DIRECTIONS:
Find each line with the string "Appreciation" and copy it.

-- Start SUPPLIED RECORDS --

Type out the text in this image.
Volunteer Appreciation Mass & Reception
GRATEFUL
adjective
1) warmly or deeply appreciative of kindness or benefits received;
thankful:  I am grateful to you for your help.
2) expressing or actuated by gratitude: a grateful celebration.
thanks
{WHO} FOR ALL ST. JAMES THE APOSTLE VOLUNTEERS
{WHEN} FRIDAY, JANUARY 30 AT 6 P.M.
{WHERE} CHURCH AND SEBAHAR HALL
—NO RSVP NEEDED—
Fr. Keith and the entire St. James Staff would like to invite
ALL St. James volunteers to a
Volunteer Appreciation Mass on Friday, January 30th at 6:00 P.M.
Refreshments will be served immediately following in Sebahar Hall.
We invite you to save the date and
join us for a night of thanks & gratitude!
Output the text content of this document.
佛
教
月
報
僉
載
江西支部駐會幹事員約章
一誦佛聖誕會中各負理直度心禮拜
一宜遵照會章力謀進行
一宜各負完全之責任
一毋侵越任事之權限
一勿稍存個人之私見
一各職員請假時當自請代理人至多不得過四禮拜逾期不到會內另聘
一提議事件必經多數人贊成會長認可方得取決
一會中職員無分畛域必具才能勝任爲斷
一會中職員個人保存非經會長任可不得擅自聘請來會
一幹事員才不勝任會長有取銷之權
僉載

-- End SUPPLIED RECORDS --

SOLUTION FOR THIS TASK:
Volunteer Appreciation Mass & Reception
Volunteer Appreciation Mass on Friday, January 30th at 6:00 P.M.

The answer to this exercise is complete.